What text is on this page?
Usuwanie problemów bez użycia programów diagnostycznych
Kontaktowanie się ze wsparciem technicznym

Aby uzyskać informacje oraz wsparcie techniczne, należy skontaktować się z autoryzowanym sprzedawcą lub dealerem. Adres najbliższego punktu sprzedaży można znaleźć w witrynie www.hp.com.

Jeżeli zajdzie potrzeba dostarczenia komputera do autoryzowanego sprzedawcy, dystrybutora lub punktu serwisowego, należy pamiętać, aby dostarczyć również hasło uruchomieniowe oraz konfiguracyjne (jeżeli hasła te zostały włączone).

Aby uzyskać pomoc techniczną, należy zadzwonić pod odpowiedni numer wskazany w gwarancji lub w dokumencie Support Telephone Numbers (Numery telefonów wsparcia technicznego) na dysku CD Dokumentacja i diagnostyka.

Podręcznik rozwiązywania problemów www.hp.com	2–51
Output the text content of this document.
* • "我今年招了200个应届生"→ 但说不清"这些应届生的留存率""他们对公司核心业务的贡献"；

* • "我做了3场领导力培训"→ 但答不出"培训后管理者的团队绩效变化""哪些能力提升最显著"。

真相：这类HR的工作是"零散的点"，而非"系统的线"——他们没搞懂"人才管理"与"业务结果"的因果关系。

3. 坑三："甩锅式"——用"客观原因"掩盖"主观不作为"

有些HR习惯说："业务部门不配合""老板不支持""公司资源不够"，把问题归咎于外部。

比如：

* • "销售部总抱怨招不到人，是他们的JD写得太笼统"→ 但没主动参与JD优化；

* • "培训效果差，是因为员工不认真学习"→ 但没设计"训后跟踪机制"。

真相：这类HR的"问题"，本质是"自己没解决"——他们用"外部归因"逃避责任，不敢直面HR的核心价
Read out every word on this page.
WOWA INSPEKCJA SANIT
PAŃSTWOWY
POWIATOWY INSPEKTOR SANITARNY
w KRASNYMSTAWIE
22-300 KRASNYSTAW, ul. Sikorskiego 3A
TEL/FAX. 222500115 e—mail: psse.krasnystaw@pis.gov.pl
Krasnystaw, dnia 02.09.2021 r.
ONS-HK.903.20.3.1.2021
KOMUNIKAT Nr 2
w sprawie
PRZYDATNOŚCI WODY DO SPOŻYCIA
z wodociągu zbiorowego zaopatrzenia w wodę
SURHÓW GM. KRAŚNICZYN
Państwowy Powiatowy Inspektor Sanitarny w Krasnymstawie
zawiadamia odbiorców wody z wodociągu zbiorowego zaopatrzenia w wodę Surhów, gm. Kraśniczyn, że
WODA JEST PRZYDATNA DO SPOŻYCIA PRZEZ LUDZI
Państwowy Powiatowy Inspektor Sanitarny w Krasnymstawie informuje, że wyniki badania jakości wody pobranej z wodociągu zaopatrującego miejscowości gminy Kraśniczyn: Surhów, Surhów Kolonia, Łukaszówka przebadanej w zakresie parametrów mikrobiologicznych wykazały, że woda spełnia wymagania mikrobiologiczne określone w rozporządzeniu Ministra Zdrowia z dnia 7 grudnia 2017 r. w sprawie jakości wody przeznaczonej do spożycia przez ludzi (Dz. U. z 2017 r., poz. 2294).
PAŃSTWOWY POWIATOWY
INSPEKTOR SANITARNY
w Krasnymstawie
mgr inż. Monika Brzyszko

Exercise instructions
Retype the listing exactly, in full.

Worked solution
What text is on this page?
Usuwanie problemów bez użycia programów diagnostycznych
Kontaktowanie się ze wsparciem technicznym

Aby uzyskać informacje oraz wsparcie techniczne, należy skontaktować się z autoryzowanym sprzedawcą lub dealerem. Adres najbliższego punktu sprzedaży można znaleźć w witrynie www.hp.com.

Jeżeli zajdzie potrzeba dostarczenia komputera do autoryzowanego sprzedawcy, dystrybutora lub punktu serwisowego, należy pamiętać, aby dostarczyć również hasło uruchomieniowe oraz konfiguracyjne (jeżeli hasła te zostały włączone).

Aby uzyskać pomoc techniczną, należy zadzwonić pod odpowiedni numer wskazany w gwarancji lub w dokumencie Support Telephone Numbers (Numery telefonów wsparcia technicznego) na dysku CD Dokumentacja i diagnostyka.

Podręcznik rozwiązywania problemów www.hp.com	2–51
Output the text content of this document.
* • "我今年招了200个应届生"→ 但说不清"这些应届生的留存率""他们对公司核心业务的贡献"；

* • "我做了3场领导力培训"→ 但答不出"培训后管理者的团队绩效变化""哪些能力提升最显著"。

真相：这类HR的工作是"零散的点"，而非"系统的线"——他们没搞懂"人才管理"与"业务结果"的因果关系。

3. 坑三："甩锅式"——用"客观原因"掩盖"主观不作为"

有些HR习惯说："业务部门不配合""老板不支持""公司资源不够"，把问题归咎于外部。

比如：

* • "销售部总抱怨招不到人，是他们的JD写得太笼统"→ 但没主动参与JD优化；

* • "培训效果差，是因为员工不认真学习"→ 但没设计"训后跟踪机制"。

真相：这类HR的"问题"，本质是"自己没解决"——他们用"外部归因"逃避责任，不敢直面HR的核心价
Read out every word on this page.
WOWA INSPEKCJA SANIT
PAŃSTWOWY
POWIATOWY INSPEKTOR SANITARNY
w KRASNYMSTAWIE
22-300 KRASNYSTAW, ul. Sikorskiego 3A
TEL/FAX. 222500115 e—mail: psse.krasnystaw@pis.gov.pl
Krasnystaw, dnia 02.09.2021 r.
ONS-HK.903.20.3.1.2021
KOMUNIKAT Nr 2
w sprawie
PRZYDATNOŚCI WODY DO SPOŻYCIA
z wodociągu zbiorowego zaopatrzenia w wodę
SURHÓW GM. KRAŚNICZYN
Państwowy Powiatowy Inspektor Sanitarny w Krasnymstawie
zawiadamia odbiorców wody z wodociągu zbiorowego zaopatrzenia w wodę Surhów, gm. Kraśniczyn, że
WODA JEST PRZYDATNA DO SPOŻYCIA PRZEZ LUDZI
Państwowy Powiatowy Inspektor Sanitarny w Krasnymstawie informuje, że wyniki badania jakości wody pobranej z wodociągu zaopatrującego miejscowości gminy Kraśniczyn: Surhów, Surhów Kolonia, Łukaszówka przebadanej w zakresie parametrów mikrobiologicznych wykazały, że woda spełnia wymagania mikrobiologiczne określone w rozporządzeniu Ministra Zdrowia z dnia 7 grudnia 2017 r. w sprawie jakości wody przeznaczonej do spożycia przez ludzi (Dz. U. z 2017 r., poz. 2294).
PAŃSTWOWY POWIATOWY
INSPEKTOR SANITARNY
w Krasnymstawie
mgr inż. Monika Brzyszko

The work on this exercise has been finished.